--- START INFORMATION SUPPLIED ---

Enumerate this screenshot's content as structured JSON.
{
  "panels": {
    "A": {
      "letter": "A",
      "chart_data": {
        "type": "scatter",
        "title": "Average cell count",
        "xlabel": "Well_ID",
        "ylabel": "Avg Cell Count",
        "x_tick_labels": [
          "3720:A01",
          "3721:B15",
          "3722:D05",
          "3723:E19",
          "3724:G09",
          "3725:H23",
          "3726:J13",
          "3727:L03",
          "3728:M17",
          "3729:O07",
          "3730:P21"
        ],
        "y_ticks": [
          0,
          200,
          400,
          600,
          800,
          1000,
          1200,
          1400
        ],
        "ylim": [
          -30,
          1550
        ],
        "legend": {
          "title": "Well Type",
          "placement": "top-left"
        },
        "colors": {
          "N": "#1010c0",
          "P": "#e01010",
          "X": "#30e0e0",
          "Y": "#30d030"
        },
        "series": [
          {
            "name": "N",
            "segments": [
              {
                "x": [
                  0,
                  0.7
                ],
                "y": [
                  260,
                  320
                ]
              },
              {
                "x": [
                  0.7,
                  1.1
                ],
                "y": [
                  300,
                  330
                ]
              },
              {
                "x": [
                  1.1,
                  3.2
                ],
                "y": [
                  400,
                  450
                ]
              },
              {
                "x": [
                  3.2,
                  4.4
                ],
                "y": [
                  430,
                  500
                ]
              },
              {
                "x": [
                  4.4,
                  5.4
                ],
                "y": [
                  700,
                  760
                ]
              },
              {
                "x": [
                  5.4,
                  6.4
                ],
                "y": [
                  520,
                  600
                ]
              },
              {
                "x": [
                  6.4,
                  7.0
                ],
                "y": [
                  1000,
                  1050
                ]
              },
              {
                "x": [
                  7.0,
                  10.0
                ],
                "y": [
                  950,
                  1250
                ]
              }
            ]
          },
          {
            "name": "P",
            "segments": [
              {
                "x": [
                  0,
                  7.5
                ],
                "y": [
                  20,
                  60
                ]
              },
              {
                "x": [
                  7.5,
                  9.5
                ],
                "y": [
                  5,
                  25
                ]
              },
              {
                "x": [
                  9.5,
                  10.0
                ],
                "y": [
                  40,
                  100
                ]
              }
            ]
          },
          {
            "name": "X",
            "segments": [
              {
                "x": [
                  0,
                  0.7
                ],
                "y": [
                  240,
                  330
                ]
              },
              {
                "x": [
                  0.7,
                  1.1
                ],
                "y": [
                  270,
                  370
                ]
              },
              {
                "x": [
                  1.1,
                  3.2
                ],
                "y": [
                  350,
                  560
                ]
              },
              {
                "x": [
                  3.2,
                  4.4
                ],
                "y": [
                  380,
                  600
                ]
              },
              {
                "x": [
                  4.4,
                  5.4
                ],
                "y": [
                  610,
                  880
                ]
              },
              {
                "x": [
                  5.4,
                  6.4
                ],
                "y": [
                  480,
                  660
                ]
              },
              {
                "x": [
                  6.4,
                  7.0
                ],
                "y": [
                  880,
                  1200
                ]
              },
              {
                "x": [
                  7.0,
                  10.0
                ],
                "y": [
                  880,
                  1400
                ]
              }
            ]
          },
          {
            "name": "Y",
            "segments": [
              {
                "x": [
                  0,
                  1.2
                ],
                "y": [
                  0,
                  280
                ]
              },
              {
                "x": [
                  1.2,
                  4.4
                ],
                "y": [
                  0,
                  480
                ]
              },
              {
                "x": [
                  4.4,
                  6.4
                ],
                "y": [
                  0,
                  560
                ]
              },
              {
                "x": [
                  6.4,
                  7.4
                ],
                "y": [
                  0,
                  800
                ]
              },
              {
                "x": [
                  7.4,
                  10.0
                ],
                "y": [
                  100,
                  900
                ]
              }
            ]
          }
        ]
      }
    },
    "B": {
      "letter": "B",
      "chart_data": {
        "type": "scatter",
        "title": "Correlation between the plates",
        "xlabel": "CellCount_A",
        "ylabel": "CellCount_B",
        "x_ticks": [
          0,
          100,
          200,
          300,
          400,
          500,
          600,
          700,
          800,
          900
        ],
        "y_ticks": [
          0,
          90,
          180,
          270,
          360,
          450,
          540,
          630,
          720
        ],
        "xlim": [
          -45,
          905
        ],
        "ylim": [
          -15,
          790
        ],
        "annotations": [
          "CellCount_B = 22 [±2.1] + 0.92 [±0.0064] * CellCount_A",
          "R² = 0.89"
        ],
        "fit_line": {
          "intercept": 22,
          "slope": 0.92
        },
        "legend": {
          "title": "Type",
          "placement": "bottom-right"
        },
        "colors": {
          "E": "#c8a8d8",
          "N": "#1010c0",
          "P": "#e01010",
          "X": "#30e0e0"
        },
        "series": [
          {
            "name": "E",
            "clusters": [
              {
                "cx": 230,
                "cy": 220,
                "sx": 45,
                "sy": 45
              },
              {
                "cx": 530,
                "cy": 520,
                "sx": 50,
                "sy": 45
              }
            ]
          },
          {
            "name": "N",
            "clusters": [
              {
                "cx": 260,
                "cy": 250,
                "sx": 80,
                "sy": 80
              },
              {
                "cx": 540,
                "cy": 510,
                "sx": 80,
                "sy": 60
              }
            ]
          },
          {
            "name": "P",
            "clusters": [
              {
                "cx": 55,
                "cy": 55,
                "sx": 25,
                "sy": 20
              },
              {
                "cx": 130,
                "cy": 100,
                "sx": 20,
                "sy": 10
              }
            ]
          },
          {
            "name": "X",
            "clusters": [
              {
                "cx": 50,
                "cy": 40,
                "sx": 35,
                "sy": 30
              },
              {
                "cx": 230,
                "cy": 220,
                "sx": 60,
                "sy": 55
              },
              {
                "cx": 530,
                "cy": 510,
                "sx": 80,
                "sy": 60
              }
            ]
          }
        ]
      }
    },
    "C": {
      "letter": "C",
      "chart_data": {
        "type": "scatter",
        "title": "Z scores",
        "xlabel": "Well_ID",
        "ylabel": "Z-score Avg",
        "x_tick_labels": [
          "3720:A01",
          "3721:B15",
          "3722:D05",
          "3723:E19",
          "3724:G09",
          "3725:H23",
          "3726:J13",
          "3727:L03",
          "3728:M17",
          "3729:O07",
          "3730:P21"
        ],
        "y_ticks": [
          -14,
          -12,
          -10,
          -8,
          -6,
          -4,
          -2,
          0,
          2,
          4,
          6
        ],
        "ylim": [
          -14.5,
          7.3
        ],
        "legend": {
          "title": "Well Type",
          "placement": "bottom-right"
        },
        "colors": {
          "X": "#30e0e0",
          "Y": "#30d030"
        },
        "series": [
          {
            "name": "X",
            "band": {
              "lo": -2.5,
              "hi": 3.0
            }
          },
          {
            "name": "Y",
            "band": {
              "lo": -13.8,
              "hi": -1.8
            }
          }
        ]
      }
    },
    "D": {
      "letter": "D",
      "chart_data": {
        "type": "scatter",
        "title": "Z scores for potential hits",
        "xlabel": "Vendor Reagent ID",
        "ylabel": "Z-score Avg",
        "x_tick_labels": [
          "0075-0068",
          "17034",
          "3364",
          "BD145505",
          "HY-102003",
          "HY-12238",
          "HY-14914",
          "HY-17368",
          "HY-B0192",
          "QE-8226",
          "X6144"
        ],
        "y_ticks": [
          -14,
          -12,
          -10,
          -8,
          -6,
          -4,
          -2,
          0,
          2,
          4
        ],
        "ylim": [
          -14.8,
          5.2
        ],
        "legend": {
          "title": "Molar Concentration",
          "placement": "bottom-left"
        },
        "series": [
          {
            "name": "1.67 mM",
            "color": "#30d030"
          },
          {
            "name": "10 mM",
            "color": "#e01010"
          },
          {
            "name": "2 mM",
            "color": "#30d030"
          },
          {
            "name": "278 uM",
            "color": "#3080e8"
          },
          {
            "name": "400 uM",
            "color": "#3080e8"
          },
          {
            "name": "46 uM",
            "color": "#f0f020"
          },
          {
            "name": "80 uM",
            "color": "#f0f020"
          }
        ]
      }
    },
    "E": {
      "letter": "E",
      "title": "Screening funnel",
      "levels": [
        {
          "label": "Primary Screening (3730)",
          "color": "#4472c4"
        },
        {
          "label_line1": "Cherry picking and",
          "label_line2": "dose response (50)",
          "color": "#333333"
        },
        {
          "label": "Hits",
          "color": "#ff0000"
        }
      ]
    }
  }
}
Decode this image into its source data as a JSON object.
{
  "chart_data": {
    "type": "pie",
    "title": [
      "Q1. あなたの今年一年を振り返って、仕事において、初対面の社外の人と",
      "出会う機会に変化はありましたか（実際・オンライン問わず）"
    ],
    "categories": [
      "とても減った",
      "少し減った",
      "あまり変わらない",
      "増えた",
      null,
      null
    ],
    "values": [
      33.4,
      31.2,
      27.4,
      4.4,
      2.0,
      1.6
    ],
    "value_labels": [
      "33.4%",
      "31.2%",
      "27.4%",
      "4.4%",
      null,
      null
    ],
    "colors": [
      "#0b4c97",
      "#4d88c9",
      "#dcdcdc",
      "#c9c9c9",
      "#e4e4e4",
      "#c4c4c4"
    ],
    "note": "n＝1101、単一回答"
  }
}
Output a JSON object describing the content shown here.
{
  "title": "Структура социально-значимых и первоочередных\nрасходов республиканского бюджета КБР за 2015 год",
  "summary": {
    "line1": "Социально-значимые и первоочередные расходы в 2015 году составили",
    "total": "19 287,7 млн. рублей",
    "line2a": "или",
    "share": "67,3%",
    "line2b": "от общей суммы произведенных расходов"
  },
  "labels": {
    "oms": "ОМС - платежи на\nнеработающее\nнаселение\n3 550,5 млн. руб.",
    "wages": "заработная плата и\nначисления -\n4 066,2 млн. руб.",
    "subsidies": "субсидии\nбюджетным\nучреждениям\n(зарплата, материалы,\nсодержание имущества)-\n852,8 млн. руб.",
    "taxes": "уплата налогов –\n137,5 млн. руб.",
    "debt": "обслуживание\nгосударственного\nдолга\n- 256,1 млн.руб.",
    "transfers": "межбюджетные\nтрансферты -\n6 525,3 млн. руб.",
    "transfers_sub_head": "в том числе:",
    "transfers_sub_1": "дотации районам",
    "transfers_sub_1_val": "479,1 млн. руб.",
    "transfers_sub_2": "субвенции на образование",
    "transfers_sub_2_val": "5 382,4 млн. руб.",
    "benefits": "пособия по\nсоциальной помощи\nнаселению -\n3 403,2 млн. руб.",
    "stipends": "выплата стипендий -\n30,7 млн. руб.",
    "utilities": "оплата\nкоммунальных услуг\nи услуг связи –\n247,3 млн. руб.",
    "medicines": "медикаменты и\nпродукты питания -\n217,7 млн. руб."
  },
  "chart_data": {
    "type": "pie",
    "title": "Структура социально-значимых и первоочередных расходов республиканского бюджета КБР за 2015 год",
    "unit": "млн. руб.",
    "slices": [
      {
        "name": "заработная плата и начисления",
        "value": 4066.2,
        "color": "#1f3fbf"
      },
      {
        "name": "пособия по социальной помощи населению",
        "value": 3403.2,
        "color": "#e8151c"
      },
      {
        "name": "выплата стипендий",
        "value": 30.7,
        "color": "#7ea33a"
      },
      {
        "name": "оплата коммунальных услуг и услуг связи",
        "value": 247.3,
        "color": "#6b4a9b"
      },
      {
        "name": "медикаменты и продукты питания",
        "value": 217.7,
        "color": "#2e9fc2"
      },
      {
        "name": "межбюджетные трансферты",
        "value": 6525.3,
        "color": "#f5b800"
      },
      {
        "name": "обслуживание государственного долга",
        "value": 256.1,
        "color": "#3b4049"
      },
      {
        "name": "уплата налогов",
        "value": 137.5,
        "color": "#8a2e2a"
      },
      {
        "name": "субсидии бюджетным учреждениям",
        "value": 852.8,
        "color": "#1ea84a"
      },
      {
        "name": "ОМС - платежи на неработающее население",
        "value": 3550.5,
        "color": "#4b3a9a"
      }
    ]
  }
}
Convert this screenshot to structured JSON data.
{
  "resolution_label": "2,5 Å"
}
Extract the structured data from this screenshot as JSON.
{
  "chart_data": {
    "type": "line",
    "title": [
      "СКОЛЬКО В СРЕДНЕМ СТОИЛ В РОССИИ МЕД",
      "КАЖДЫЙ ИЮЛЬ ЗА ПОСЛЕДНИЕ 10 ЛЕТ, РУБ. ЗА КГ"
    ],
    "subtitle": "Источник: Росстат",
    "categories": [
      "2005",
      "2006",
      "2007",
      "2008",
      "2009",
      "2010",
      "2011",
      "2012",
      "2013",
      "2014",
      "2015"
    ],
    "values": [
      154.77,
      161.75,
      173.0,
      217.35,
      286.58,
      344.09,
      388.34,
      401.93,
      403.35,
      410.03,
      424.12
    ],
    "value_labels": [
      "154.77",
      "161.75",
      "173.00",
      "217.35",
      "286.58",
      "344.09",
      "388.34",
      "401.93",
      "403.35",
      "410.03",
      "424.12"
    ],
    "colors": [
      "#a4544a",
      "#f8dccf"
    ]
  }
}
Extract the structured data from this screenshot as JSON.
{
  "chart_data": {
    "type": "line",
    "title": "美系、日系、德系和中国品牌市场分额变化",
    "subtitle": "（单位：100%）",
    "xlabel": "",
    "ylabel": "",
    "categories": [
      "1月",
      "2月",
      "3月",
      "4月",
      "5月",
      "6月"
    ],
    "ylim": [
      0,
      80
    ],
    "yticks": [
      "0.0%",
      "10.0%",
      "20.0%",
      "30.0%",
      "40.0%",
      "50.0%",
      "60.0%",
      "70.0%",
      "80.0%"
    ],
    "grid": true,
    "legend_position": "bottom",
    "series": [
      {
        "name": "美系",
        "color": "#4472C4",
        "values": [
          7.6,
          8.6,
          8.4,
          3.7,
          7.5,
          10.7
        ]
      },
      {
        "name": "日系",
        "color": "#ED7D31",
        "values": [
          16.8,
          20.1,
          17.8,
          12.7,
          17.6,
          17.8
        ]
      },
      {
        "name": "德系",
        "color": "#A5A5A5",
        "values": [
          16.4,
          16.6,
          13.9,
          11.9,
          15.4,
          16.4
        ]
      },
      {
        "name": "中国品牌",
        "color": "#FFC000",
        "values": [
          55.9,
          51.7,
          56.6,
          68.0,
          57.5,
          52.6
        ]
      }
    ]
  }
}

--- END INFORMATION SUPPLIED ---

§ **AIM OF THE TASK**
Compute how many lines include the string "питания", then give that number by itself.

§ **THE COMPLETED TASK**
2